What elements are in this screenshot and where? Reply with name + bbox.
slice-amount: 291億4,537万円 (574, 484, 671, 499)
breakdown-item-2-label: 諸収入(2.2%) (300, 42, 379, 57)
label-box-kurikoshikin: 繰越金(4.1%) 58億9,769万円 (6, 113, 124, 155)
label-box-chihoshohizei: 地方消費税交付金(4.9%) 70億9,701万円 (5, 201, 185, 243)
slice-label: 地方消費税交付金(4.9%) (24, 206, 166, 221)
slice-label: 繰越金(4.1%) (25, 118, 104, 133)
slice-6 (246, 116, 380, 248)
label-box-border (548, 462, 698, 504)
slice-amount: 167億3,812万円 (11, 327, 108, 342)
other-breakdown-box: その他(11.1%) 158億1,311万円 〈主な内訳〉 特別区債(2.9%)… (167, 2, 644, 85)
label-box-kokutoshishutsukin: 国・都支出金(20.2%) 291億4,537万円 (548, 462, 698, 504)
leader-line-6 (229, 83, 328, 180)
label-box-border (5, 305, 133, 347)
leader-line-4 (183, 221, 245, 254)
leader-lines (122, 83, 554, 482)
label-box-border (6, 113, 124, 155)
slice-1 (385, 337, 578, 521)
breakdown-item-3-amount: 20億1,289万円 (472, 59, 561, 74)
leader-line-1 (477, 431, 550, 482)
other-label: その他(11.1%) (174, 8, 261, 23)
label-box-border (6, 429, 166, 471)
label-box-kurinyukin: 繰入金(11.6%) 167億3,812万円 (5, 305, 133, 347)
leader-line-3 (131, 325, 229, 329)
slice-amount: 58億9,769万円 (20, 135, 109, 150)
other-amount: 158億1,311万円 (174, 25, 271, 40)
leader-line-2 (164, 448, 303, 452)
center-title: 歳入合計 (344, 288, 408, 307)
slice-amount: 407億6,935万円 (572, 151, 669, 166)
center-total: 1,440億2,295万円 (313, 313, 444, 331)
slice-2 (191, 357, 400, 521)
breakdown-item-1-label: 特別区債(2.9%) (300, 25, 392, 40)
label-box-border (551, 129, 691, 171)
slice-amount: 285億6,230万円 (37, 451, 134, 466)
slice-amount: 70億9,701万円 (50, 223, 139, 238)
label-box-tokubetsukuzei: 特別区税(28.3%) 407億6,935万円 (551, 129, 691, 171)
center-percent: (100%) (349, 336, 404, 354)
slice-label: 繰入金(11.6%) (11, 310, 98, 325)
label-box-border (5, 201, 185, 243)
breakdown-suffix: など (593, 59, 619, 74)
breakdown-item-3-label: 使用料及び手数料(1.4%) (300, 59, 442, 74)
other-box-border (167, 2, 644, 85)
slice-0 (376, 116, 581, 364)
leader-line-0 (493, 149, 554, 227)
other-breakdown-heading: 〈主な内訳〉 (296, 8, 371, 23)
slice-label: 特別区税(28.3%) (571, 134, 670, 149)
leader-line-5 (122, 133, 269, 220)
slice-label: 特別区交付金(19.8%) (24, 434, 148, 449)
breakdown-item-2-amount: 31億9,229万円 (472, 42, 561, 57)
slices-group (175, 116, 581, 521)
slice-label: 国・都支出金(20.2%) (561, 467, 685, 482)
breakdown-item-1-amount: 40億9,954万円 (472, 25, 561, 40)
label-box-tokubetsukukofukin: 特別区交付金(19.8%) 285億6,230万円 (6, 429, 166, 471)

----------

TASK GOAL:
Present the lines above as a numbered list, leaving out any blank lines.

RESULT OF THIS TASK:
1. What elements are in this screenshot and where? Reply with name + bbox.
2. slice-amount: 291億4,537万円 (574, 484, 671, 499)
3. breakdown-item-2-label: 諸収入(2.2%) (300, 42, 379, 57)
4. label-box-kurikoshikin: 繰越金(4.1%) 58億9,769万円 (6, 113, 124, 155)
5. label-box-chihoshohizei: 地方消費税交付金(4.9%) 70億9,701万円 (5, 201, 185, 243)
6. slice-label: 地方消費税交付金(4.9%) (24, 206, 166, 221)
7. slice-label: 繰越金(4.1%) (25, 118, 104, 133)
8. slice-6 (246, 116, 380, 248)
9. label-box-border (548, 462, 698, 504)
10. slice-amount: 167億3,812万円 (11, 327, 108, 342)
11. other-breakdown-box: その他(11.1%) 158億1,311万円 〈主な内訳〉 特別区債(2.9%)… (167, 2, 644, 85)
12. label-box-kokutoshishutsukin: 国・都支出金(20.2%) 291億4,537万円 (548, 462, 698, 504)
13. leader-line-6 (229, 83, 328, 180)
14. label-box-border (5, 305, 133, 347)
15. leader-line-4 (183, 221, 245, 254)
16. leader-lines (122, 83, 554, 482)
17. label-box-border (6, 113, 124, 155)
18. slice-1 (385, 337, 578, 521)
19. breakdown-item-3-amount: 20億1,289万円 (472, 59, 561, 74)
20. leader-line-1 (477, 431, 550, 482)
21. other-label: その他(11.1%) (174, 8, 261, 23)
22. label-box-border (6, 429, 166, 471)
23. label-box-kurinyukin: 繰入金(11.6%) 167億3,812万円 (5, 305, 133, 347)
24. leader-line-3 (131, 325, 229, 329)
25. slice-amount: 58億9,769万円 (20, 135, 109, 150)
26. other-amount: 158億1,311万円 (174, 25, 271, 40)
27. leader-line-2 (164, 448, 303, 452)
28. center-title: 歳入合計 (344, 288, 408, 307)
29. slice-amount: 407億6,935万円 (572, 151, 669, 166)
30. center-total: 1,440億2,295万円 (313, 313, 444, 331)
31. slice-2 (191, 357, 400, 521)
32. breakdown-item-1-label: 特別区債(2.9%) (300, 25, 392, 40)
33. label-box-border (551, 129, 691, 171)
34. slice-amount: 285億6,230万円 (37, 451, 134, 466)
35. slice-amount: 70億9,701万円 (50, 223, 139, 238)
36. label-box-tokubetsukuzei: 特別区税(28.3%) 407億6,935万円 (551, 129, 691, 171)
37. center-percent: (100%) (349, 336, 404, 354)
38. slice-label: 繰入金(11.6%) (11, 310, 98, 325)
39. label-box-border (5, 201, 185, 243)
40. breakdown-suffix: など (593, 59, 619, 74)
41. breakdown-item-3-label: 使用料及び手数料(1.4%) (300, 59, 442, 74)
42. other-box-border (167, 2, 644, 85)
43. slice-0 (376, 116, 581, 364)
44. leader-line-0 (493, 149, 554, 227)
45. other-breakdown-heading: 〈主な内訳〉 (296, 8, 371, 23)
46. slice-label: 特別区税(28.3%) (571, 134, 670, 149)
47. leader-line-5 (122, 133, 269, 220)
48. slice-label: 特別区交付金(19.8%) (24, 434, 148, 449)
49. breakdown-item-2-amount: 31億9,229万円 (472, 42, 561, 57)
50. slices-group (175, 116, 581, 521)
51. slice-label: 国・都支出金(20.2%) (561, 467, 685, 482)
52. breakdown-item-1-amount: 40億9,954万円 (472, 25, 561, 40)
53. label-box-tokubetsukukofukin: 特別区交付金(19.8%) 285億6,230万円 (6, 429, 166, 471)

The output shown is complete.